■ **EXERCISE INPUT**:
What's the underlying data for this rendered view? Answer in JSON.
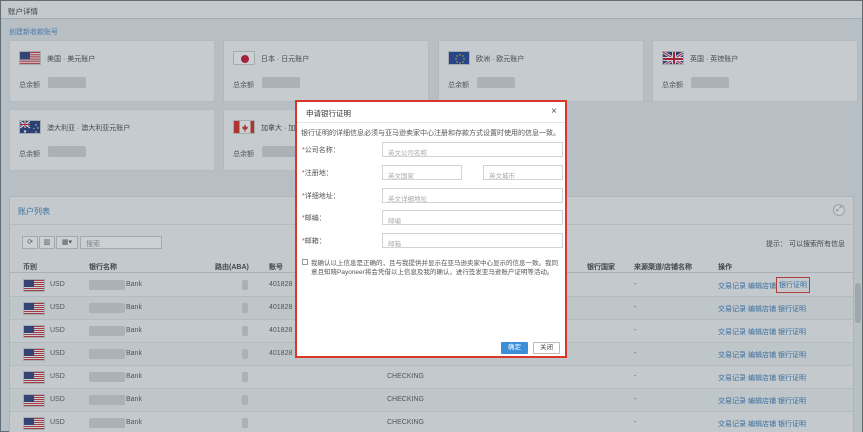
{
  "window": {
    "title": "账户详情"
  },
  "create_link": "创建新收款账号",
  "cards": [
    {
      "name": "美国 · 美元账户",
      "flag": "us-flag-icon",
      "balance_label": "总余额"
    },
    {
      "name": "日本 · 日元账户",
      "flag": "jp-flag-icon",
      "balance_label": "总余额"
    },
    {
      "name": "欧洲 · 欧元账户",
      "flag": "eu-flag-icon",
      "balance_label": "总余额"
    },
    {
      "name": "英国 · 英镑账户",
      "flag": "uk-flag-icon",
      "balance_label": "总余额"
    },
    {
      "name": "澳大利亚 · 澳大利亚元账户",
      "flag": "au-flag-icon",
      "balance_label": "总余额"
    },
    {
      "name": "加拿大 · 加",
      "flag": "ca-flag-icon",
      "balance_label": "总余额"
    }
  ],
  "list": {
    "title": "账户列表",
    "search_placeholder": "搜索",
    "hint": "提示： 可以搜索所有信息",
    "columns": [
      "币别",
      "银行名称",
      "路由(ABA)",
      "账号",
      "银行国家",
      "来源渠道/店铺名称",
      "操作"
    ],
    "rows": [
      {
        "currency": "USD",
        "bank": "Bank",
        "account": "401828",
        "type": "",
        "channel": "-",
        "a1": "交易记录",
        "a2": "编辑店铺",
        "a3": "银行证明"
      },
      {
        "currency": "USD",
        "bank": "Bank",
        "account": "401828",
        "type": "",
        "channel": "-",
        "a1": "交易记录",
        "a2": "编辑店铺",
        "a3": "银行证明"
      },
      {
        "currency": "USD",
        "bank": "Bank",
        "account": "401828",
        "type": "",
        "channel": "-",
        "a1": "交易记录",
        "a2": "编辑店铺",
        "a3": "银行证明"
      },
      {
        "currency": "USD",
        "bank": "Bank",
        "account": "401828",
        "type": "",
        "channel": "-",
        "a1": "交易记录",
        "a2": "编辑店铺",
        "a3": "银行证明"
      },
      {
        "currency": "USD",
        "bank": "Bank",
        "account": "",
        "type": "CHECKING",
        "channel": "-",
        "a1": "交易记录",
        "a2": "编辑店铺",
        "a3": "银行证明"
      },
      {
        "currency": "USD",
        "bank": "Bank",
        "account": "",
        "type": "CHECKING",
        "channel": "-",
        "a1": "交易记录",
        "a2": "编辑店铺",
        "a3": "银行证明"
      },
      {
        "currency": "USD",
        "bank": "Bank",
        "account": "",
        "type": "CHECKING",
        "channel": "-",
        "a1": "交易记录",
        "a2": "编辑店铺",
        "a3": "银行证明"
      }
    ]
  },
  "modal": {
    "title": "申请银行证明",
    "description": "银行证明的详细信息必须与亚马逊卖家中心注册和存款方式设置时使用的信息一致。",
    "fields": {
      "company_label": "公司名称：",
      "company_placeholder": "英文公司名称",
      "reg_label": "注册地：",
      "country_placeholder": "英文国家",
      "city_placeholder": "英文城市",
      "address_label": "详细地址：",
      "address_placeholder": "英文详细地址",
      "zip_label": "邮编：",
      "zip_placeholder": "邮编",
      "email_label": "邮箱：",
      "email_placeholder": "邮箱"
    },
    "agreement": "我确认以上信息是正确的，且与我提供并显示在亚马逊卖家中心显示的信息一致。我同意且知晓Payoneer将会凭借以上信息及我的确认，进行签发亚马逊账户证明等活动。",
    "confirm": "确定",
    "cancel": "关闭",
    "required_mark": "*"
  },
  "colors": {
    "accent": "#3d8ed8",
    "highlight": "#d9372b",
    "link": "#3a78b7"
  }
}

■ **EXERCISE PROMPT**: Report how many lines contain "icon". Give nothing but the number.

■ **PROBLEM SOLUTION**: 6